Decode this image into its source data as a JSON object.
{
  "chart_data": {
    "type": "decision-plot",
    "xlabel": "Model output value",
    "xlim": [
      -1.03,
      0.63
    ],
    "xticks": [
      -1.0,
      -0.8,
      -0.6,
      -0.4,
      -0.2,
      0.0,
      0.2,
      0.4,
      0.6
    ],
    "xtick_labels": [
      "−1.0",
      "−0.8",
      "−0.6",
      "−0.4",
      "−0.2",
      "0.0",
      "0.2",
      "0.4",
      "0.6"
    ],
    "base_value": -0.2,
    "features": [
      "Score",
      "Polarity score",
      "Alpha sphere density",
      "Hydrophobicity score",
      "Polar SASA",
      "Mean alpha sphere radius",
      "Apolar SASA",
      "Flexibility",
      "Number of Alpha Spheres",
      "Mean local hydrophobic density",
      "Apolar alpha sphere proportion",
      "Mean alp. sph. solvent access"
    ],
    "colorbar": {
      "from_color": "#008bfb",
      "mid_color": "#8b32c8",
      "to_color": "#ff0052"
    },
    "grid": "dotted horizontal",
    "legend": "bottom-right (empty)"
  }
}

§ §

● **Written request**
Determine how many lines of the listing above include the word "Apolar", and report that number only.

● **Output**
2